[Entries with figure data]

- - - -

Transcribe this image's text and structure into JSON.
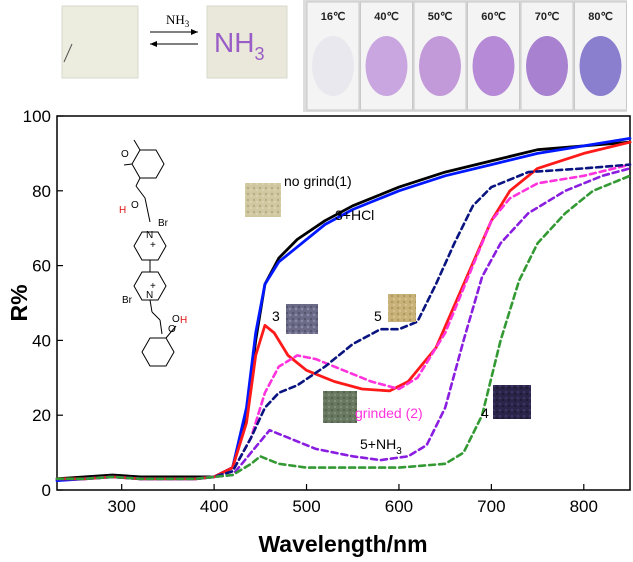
{
  "chart_data": {
    "type": "line",
    "xlabel": "Wavelength/nm",
    "ylabel": "R%",
    "xlim": [
      230,
      850
    ],
    "ylim": [
      0,
      100
    ],
    "x_ticks": [
      300,
      400,
      500,
      600,
      700,
      800
    ],
    "y_ticks": [
      0,
      20,
      40,
      60,
      80,
      100
    ],
    "series": [
      {
        "name": "no grind(1)",
        "color": "#000000",
        "style": "solid",
        "points": [
          [
            230,
            3
          ],
          [
            260,
            3.5
          ],
          [
            290,
            4
          ],
          [
            320,
            3.5
          ],
          [
            350,
            3.5
          ],
          [
            380,
            3.5
          ],
          [
            400,
            3.5
          ],
          [
            420,
            6
          ],
          [
            435,
            20
          ],
          [
            445,
            40
          ],
          [
            455,
            55
          ],
          [
            470,
            62
          ],
          [
            490,
            67
          ],
          [
            520,
            72
          ],
          [
            550,
            76
          ],
          [
            600,
            81
          ],
          [
            650,
            85
          ],
          [
            700,
            88
          ],
          [
            750,
            91
          ],
          [
            800,
            92
          ],
          [
            850,
            93
          ]
        ]
      },
      {
        "name": "3+HCl",
        "color": "#0018ff",
        "style": "solid",
        "points": [
          [
            230,
            2.5
          ],
          [
            260,
            3
          ],
          [
            290,
            3.5
          ],
          [
            320,
            3
          ],
          [
            350,
            3
          ],
          [
            380,
            3
          ],
          [
            400,
            3.5
          ],
          [
            420,
            6
          ],
          [
            435,
            22
          ],
          [
            445,
            42
          ],
          [
            455,
            55
          ],
          [
            470,
            61
          ],
          [
            490,
            65
          ],
          [
            520,
            71
          ],
          [
            550,
            75
          ],
          [
            600,
            80
          ],
          [
            650,
            84
          ],
          [
            700,
            87
          ],
          [
            750,
            90
          ],
          [
            800,
            92
          ],
          [
            850,
            94
          ]
        ]
      },
      {
        "name": "3",
        "color": "#ff1a1a",
        "style": "solid",
        "points": [
          [
            230,
            3
          ],
          [
            260,
            3
          ],
          [
            290,
            3.5
          ],
          [
            320,
            3
          ],
          [
            350,
            3
          ],
          [
            380,
            3
          ],
          [
            400,
            3.5
          ],
          [
            420,
            6
          ],
          [
            435,
            18
          ],
          [
            445,
            36
          ],
          [
            455,
            44
          ],
          [
            465,
            42
          ],
          [
            480,
            36
          ],
          [
            500,
            32
          ],
          [
            530,
            29
          ],
          [
            560,
            27
          ],
          [
            590,
            26.5
          ],
          [
            610,
            29
          ],
          [
            640,
            38
          ],
          [
            670,
            55
          ],
          [
            700,
            72
          ],
          [
            720,
            80
          ],
          [
            750,
            86
          ],
          [
            800,
            90
          ],
          [
            850,
            93
          ]
        ]
      },
      {
        "name": "grinded (2)",
        "color": "#ff33dd",
        "style": "dashed",
        "points": [
          [
            230,
            3
          ],
          [
            260,
            3
          ],
          [
            290,
            3.5
          ],
          [
            320,
            3
          ],
          [
            350,
            3
          ],
          [
            380,
            3
          ],
          [
            400,
            3.5
          ],
          [
            420,
            5
          ],
          [
            440,
            14
          ],
          [
            455,
            26
          ],
          [
            470,
            33
          ],
          [
            490,
            36
          ],
          [
            510,
            35
          ],
          [
            540,
            32
          ],
          [
            570,
            29
          ],
          [
            600,
            27
          ],
          [
            620,
            30
          ],
          [
            650,
            42
          ],
          [
            680,
            60
          ],
          [
            700,
            72
          ],
          [
            720,
            78
          ],
          [
            750,
            82
          ],
          [
            800,
            84
          ],
          [
            850,
            87
          ]
        ]
      },
      {
        "name": "5",
        "color": "#0a1480",
        "style": "dashed",
        "points": [
          [
            230,
            3
          ],
          [
            260,
            3
          ],
          [
            290,
            3.5
          ],
          [
            320,
            3
          ],
          [
            350,
            3
          ],
          [
            380,
            3
          ],
          [
            400,
            3.5
          ],
          [
            420,
            5
          ],
          [
            440,
            14
          ],
          [
            455,
            22
          ],
          [
            470,
            26
          ],
          [
            490,
            28
          ],
          [
            520,
            33
          ],
          [
            550,
            39
          ],
          [
            580,
            43
          ],
          [
            600,
            43
          ],
          [
            620,
            45
          ],
          [
            640,
            55
          ],
          [
            660,
            66
          ],
          [
            680,
            76
          ],
          [
            700,
            81
          ],
          [
            740,
            85
          ],
          [
            800,
            86
          ],
          [
            850,
            87
          ]
        ]
      },
      {
        "name": "5+NH3",
        "color": "#8a1ee0",
        "style": "dashed",
        "points": [
          [
            230,
            3
          ],
          [
            260,
            3
          ],
          [
            290,
            3.5
          ],
          [
            320,
            3
          ],
          [
            350,
            3
          ],
          [
            380,
            3
          ],
          [
            400,
            3.5
          ],
          [
            420,
            4
          ],
          [
            440,
            10
          ],
          [
            460,
            16
          ],
          [
            480,
            14
          ],
          [
            510,
            11
          ],
          [
            550,
            9
          ],
          [
            580,
            8
          ],
          [
            610,
            9
          ],
          [
            630,
            12
          ],
          [
            650,
            22
          ],
          [
            670,
            40
          ],
          [
            690,
            57
          ],
          [
            710,
            66
          ],
          [
            740,
            74
          ],
          [
            780,
            80
          ],
          [
            820,
            84
          ],
          [
            850,
            86
          ]
        ]
      },
      {
        "name": "4",
        "color": "#339933",
        "style": "dashed",
        "points": [
          [
            230,
            3
          ],
          [
            260,
            3
          ],
          [
            290,
            3.5
          ],
          [
            320,
            3
          ],
          [
            350,
            3
          ],
          [
            380,
            3
          ],
          [
            400,
            3.5
          ],
          [
            420,
            4
          ],
          [
            440,
            7
          ],
          [
            450,
            9
          ],
          [
            470,
            7
          ],
          [
            500,
            6
          ],
          [
            550,
            6
          ],
          [
            600,
            6
          ],
          [
            650,
            7
          ],
          [
            670,
            10
          ],
          [
            690,
            20
          ],
          [
            710,
            40
          ],
          [
            730,
            56
          ],
          [
            750,
            66
          ],
          [
            780,
            74
          ],
          [
            810,
            80
          ],
          [
            850,
            84
          ]
        ]
      }
    ],
    "annotations": [
      {
        "text": "no grind(1)",
        "color": "#000000"
      },
      {
        "text": "3+HCl",
        "color": "#000000"
      },
      {
        "text": "3",
        "color": "#000000"
      },
      {
        "text": "5",
        "color": "#000000"
      },
      {
        "text": "grinded (2)",
        "color": "#ff33dd"
      },
      {
        "text": "4",
        "color": "#000000"
      },
      {
        "text": "5+NH",
        "sub": "3",
        "color": "#000000"
      }
    ]
  },
  "insets": {
    "nh3_switch": {
      "arrow_label": "NH",
      "arrow_label_sub": "3",
      "written_text": "NH",
      "written_sub": "3"
    },
    "temperature_vials": [
      "16℃",
      "40℃",
      "50℃",
      "60℃",
      "70℃",
      "80℃"
    ]
  },
  "molecule": {
    "labels": [
      "O",
      "H",
      "O",
      "N",
      "+",
      "Br",
      "N",
      "+",
      "Br",
      "O",
      "O",
      "H"
    ]
  },
  "colors": {
    "vial_colors": [
      "#e8e8ee",
      "#c9a6e0",
      "#c39ad9",
      "#b68ad6",
      "#a881d0",
      "#8a7fce"
    ],
    "paper": "#ececdf",
    "written_ink": "#9a5cc6"
  }
}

- - - -

▶ _WHAT THE EXERCISE ASKS_: The entries above are to be returned exactly, without their pictures.

▶ _SOLUTION BELOW_:
Transcribe this image's text and structure into JSON.
{
  "chart_data": {
    "type": "line",
    "xlabel": "Wavelength/nm",
    "ylabel": "R%",
    "xlim": [
      230,
      850
    ],
    "ylim": [
      0,
      100
    ],
    "x_ticks": [
      300,
      400,
      500,
      600,
      700,
      800
    ],
    "y_ticks": [
      0,
      20,
      40,
      60,
      80,
      100
    ],
    "series": [
      {
        "name": "no grind(1)",
        "color": "#000000",
        "style": "solid",
        "points": [
          [
            230,
            3
          ],
          [
            260,
            3.5
          ],
          [
            290,
            4
          ],
          [
            320,
            3.5
          ],
          [
            350,
            3.5
          ],
          [
            380,
            3.5
          ],
          [
            400,
            3.5
          ],
          [
            420,
            6
          ],
          [
            435,
            20
          ],
          [
            445,
            40
          ],
          [
            455,
            55
          ],
          [
            470,
            62
          ],
          [
            490,
            67
          ],
          [
            520,
            72
          ],
          [
            550,
            76
          ],
          [
            600,
            81
          ],
          [
            650,
            85
          ],
          [
            700,
            88
          ],
          [
            750,
            91
          ],
          [
            800,
            92
          ],
          [
            850,
            93
          ]
        ]
      },
      {
        "name": "3+HCl",
        "color": "#0018ff",
        "style": "solid",
        "points": [
          [
            230,
            2.5
          ],
          [
            260,
            3
          ],
          [
            290,
            3.5
          ],
          [
            320,
            3
          ],
          [
            350,
            3
          ],
          [
            380,
            3
          ],
          [
            400,
            3.5
          ],
          [
            420,
            6
          ],
          [
            435,
            22
          ],
          [
            445,
            42
          ],
          [
            455,
            55
          ],
          [
            470,
            61
          ],
          [
            490,
            65
          ],
          [
            520,
            71
          ],
          [
            550,
            75
          ],
          [
            600,
            80
          ],
          [
            650,
            84
          ],
          [
            700,
            87
          ],
          [
            750,
            90
          ],
          [
            800,
            92
          ],
          [
            850,
            94
          ]
        ]
      },
      {
        "name": "3",
        "color": "#ff1a1a",
        "style": "solid",
        "points": [
          [
            230,
            3
          ],
          [
            260,
            3
          ],
          [
            290,
            3.5
          ],
          [
            320,
            3
          ],
          [
            350,
            3
          ],
          [
            380,
            3
          ],
          [
            400,
            3.5
          ],
          [
            420,
            6
          ],
          [
            435,
            18
          ],
          [
            445,
            36
          ],
          [
            455,
            44
          ],
          [
            465,
            42
          ],
          [
            480,
            36
          ],
          [
            500,
            32
          ],
          [
            530,
            29
          ],
          [
            560,
            27
          ],
          [
            590,
            26.5
          ],
          [
            610,
            29
          ],
          [
            640,
            38
          ],
          [
            670,
            55
          ],
          [
            700,
            72
          ],
          [
            720,
            80
          ],
          [
            750,
            86
          ],
          [
            800,
            90
          ],
          [
            850,
            93
          ]
        ]
      },
      {
        "name": "grinded (2)",
        "color": "#ff33dd",
        "style": "dashed",
        "points": [
          [
            230,
            3
          ],
          [
            260,
            3
          ],
          [
            290,
            3.5
          ],
          [
            320,
            3
          ],
          [
            350,
            3
          ],
          [
            380,
            3
          ],
          [
            400,
            3.5
          ],
          [
            420,
            5
          ],
          [
            440,
            14
          ],
          [
            455,
            26
          ],
          [
            470,
            33
          ],
          [
            490,
            36
          ],
          [
            510,
            35
          ],
          [
            540,
            32
          ],
          [
            570,
            29
          ],
          [
            600,
            27
          ],
          [
            620,
            30
          ],
          [
            650,
            42
          ],
          [
            680,
            60
          ],
          [
            700,
            72
          ],
          [
            720,
            78
          ],
          [
            750,
            82
          ],
          [
            800,
            84
          ],
          [
            850,
            87
          ]
        ]
      },
      {
        "name": "5",
        "color": "#0a1480",
        "style": "dashed",
        "points": [
          [
            230,
            3
          ],
          [
            260,
            3
          ],
          [
            290,
            3.5
          ],
          [
            320,
            3
          ],
          [
            350,
            3
          ],
          [
            380,
            3
          ],
          [
            400,
            3.5
          ],
          [
            420,
            5
          ],
          [
            440,
            14
          ],
          [
            455,
            22
          ],
          [
            470,
            26
          ],
          [
            490,
            28
          ],
          [
            520,
            33
          ],
          [
            550,
            39
          ],
          [
            580,
            43
          ],
          [
            600,
            43
          ],
          [
            620,
            45
          ],
          [
            640,
            55
          ],
          [
            660,
            66
          ],
          [
            680,
            76
          ],
          [
            700,
            81
          ],
          [
            740,
            85
          ],
          [
            800,
            86
          ],
          [
            850,
            87
          ]
        ]
      },
      {
        "name": "5+NH3",
        "color": "#8a1ee0",
        "style": "dashed",
        "points": [
          [
            230,
            3
          ],
          [
            260,
            3
          ],
          [
            290,
            3.5
          ],
          [
            320,
            3
          ],
          [
            350,
            3
          ],
          [
            380,
            3
          ],
          [
            400,
            3.5
          ],
          [
            420,
            4
          ],
          [
            440,
            10
          ],
          [
            460,
            16
          ],
          [
            480,
            14
          ],
          [
            510,
            11
          ],
          [
            550,
            9
          ],
          [
            580,
            8
          ],
          [
            610,
            9
          ],
          [
            630,
            12
          ],
          [
            650,
            22
          ],
          [
            670,
            40
          ],
          [
            690,
            57
          ],
          [
            710,
            66
          ],
          [
            740,
            74
          ],
          [
            780,
            80
          ],
          [
            820,
            84
          ],
          [
            850,
            86
          ]
        ]
      },
      {
        "name": "4",
        "color": "#339933",
        "style": "dashed",
        "points": [
          [
            230,
            3
          ],
          [
            260,
            3
          ],
          [
            290,
            3.5
          ],
          [
            320,
            3
          ],
          [
            350,
            3
          ],
          [
            380,
            3
          ],
          [
            400,
            3.5
          ],
          [
            420,
            4
          ],
          [
            440,
            7
          ],
          [
            450,
            9
          ],
          [
            470,
            7
          ],
          [
            500,
            6
          ],
          [
            550,
            6
          ],
          [
            600,
            6
          ],
          [
            650,
            7
          ],
          [
            670,
            10
          ],
          [
            690,
            20
          ],
          [
            710,
            40
          ],
          [
            730,
            56
          ],
          [
            750,
            66
          ],
          [
            780,
            74
          ],
          [
            810,
            80
          ],
          [
            850,
            84
          ]
        ]
      }
    ],
    "annotations": [
      {
        "text": "no grind(1)",
        "color": "#000000"
      },
      {
        "text": "3+HCl",
        "color": "#000000"
      },
      {
        "text": "3",
        "color": "#000000"
      },
      {
        "text": "5",
        "color": "#000000"
      },
      {
        "text": "grinded (2)",
        "color": "#ff33dd"
      },
      {
        "text": "4",
        "color": "#000000"
      },
      {
        "text": "5+NH",
        "sub": "3",
        "color": "#000000"
      }
    ]
  },
  "insets": {
    "nh3_switch": {
      "arrow_label": "NH",
      "arrow_label_sub": "3",
      "written_text": "NH",
      "written_sub": "3"
    },
    "temperature_vials": [
      "16℃",
      "40℃",
      "50℃",
      "60℃",
      "70℃",
      "80℃"
    ]
  },
  "molecule": {
    "labels": [
      "O",
      "H",
      "O",
      "N",
      "+",
      "Br",
      "N",
      "+",
      "Br",
      "O",
      "O",
      "H"
    ]
  },
  "colors": {
    "vial_colors": [
      "#e8e8ee",
      "#c9a6e0",
      "#c39ad9",
      "#b68ad6",
      "#a881d0",
      "#8a7fce"
    ],
    "paper": "#ececdf",
    "written_ink": "#9a5cc6"
  }
}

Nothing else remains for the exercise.